What you are asked to do: Scan the records for the string "accent"; copy each line where it occurs.
====== Records ======
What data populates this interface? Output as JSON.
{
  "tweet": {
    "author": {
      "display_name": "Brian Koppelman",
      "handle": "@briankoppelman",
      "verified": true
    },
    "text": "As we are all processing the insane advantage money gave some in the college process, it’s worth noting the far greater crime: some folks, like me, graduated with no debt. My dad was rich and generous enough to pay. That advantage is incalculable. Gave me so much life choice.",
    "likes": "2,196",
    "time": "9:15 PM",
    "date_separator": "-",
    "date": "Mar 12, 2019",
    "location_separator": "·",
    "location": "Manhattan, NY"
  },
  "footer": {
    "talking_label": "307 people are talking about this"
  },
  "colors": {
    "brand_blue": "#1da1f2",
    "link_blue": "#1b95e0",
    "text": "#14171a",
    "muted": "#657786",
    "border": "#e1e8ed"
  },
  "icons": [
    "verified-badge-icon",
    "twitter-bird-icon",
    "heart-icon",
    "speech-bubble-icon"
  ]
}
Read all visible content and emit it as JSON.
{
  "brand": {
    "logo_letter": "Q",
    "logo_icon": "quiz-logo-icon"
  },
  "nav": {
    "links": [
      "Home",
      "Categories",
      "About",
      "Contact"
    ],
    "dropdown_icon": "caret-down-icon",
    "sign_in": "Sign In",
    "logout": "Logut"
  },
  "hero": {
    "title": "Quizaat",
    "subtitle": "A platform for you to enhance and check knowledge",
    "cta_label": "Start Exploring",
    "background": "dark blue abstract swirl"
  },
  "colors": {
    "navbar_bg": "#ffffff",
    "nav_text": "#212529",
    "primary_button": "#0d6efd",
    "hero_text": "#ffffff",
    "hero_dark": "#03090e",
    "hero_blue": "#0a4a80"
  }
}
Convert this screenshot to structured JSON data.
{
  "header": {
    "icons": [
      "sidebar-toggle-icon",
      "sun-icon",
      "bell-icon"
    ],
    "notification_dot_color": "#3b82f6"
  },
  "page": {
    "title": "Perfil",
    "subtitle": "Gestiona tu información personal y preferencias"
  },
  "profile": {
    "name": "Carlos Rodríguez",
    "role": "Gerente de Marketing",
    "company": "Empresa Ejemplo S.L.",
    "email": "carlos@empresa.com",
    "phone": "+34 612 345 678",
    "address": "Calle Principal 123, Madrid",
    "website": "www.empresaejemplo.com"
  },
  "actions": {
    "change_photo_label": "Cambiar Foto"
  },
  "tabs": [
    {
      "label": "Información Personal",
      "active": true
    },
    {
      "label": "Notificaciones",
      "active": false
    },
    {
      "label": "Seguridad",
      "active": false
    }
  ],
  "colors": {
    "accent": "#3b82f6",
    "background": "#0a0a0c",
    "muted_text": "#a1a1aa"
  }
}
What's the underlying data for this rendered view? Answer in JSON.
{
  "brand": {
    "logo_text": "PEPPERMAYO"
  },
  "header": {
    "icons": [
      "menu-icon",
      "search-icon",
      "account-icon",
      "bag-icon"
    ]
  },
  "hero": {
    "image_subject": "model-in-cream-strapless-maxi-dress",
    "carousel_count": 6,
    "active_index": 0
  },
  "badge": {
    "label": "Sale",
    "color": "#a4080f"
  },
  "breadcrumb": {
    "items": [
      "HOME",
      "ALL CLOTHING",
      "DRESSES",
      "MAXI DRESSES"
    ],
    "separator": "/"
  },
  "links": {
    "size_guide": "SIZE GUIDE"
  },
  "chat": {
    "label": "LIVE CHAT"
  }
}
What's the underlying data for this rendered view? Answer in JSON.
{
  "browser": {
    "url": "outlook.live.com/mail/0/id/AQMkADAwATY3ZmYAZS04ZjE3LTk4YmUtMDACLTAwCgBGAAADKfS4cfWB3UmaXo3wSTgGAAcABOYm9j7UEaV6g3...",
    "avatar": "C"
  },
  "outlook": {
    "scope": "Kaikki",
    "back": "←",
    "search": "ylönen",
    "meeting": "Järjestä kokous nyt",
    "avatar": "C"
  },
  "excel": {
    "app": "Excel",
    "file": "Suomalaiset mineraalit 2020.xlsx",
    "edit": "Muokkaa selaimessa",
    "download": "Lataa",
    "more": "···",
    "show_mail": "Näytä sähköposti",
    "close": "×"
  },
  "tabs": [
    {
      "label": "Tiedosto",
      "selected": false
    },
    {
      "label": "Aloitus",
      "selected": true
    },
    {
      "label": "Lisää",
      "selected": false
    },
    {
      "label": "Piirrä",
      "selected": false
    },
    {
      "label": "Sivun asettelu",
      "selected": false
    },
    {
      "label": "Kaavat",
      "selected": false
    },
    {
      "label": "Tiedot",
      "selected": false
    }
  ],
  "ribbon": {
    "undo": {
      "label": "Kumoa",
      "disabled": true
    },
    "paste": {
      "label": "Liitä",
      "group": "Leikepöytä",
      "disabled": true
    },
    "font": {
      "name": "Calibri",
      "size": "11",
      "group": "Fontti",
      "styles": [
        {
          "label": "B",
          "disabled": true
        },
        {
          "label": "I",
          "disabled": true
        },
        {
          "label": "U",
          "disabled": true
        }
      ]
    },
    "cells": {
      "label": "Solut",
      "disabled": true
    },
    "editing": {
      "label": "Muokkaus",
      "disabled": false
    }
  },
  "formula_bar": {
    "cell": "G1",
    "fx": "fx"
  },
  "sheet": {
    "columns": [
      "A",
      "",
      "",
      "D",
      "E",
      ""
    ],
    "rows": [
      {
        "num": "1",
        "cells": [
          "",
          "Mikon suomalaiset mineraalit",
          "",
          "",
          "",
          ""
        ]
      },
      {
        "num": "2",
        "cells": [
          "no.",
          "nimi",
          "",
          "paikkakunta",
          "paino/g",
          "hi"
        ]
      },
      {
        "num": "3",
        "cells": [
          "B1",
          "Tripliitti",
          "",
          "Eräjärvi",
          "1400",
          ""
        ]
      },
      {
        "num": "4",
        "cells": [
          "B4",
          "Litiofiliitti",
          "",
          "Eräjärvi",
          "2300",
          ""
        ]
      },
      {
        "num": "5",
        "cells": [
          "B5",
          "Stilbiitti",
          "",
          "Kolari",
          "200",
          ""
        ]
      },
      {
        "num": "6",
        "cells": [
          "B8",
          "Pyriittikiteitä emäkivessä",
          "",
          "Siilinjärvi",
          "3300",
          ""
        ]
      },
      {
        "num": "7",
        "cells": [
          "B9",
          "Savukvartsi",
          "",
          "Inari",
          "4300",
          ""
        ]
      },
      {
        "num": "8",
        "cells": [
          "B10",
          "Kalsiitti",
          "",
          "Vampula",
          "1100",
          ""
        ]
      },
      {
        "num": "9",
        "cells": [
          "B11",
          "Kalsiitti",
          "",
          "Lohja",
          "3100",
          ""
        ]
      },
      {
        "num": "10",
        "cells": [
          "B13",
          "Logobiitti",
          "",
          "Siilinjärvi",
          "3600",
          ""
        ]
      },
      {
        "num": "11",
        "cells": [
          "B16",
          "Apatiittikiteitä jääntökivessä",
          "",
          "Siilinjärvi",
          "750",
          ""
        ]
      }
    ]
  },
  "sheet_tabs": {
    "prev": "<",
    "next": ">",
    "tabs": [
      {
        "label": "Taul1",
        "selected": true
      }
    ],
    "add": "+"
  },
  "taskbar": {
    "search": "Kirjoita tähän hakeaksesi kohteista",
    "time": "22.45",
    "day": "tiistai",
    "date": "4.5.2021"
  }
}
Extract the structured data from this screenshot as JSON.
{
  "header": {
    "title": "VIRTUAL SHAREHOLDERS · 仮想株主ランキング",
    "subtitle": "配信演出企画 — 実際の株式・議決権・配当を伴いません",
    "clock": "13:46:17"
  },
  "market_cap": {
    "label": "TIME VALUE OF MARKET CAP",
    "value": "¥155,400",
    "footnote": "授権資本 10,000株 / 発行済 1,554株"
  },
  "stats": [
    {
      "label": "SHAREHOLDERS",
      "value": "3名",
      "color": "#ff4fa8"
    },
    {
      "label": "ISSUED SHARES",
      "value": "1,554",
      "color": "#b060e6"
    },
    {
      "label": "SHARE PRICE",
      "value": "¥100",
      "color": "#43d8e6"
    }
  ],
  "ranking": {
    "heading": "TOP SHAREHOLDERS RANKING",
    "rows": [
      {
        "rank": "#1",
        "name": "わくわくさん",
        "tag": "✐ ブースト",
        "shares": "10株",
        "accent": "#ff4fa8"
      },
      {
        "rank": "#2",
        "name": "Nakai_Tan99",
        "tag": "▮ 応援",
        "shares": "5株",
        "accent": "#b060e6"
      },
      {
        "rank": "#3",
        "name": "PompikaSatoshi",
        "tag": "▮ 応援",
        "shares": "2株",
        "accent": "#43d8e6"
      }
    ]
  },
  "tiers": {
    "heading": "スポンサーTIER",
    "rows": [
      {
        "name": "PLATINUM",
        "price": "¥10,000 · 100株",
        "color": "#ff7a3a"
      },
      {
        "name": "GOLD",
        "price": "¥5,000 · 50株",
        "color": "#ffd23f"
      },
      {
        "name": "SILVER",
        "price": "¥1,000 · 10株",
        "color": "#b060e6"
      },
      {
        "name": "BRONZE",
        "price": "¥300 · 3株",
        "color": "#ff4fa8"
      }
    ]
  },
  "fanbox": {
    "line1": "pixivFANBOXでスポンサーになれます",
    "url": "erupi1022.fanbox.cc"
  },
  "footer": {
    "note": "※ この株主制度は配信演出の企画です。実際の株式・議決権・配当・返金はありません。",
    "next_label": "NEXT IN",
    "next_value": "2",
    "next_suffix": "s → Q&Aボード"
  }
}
======
Reply:
    "accent": "#3b82f6",
        "accent": "#ff4fa8"
        "accent": "#b060e6"
        "accent": "#43d8e6"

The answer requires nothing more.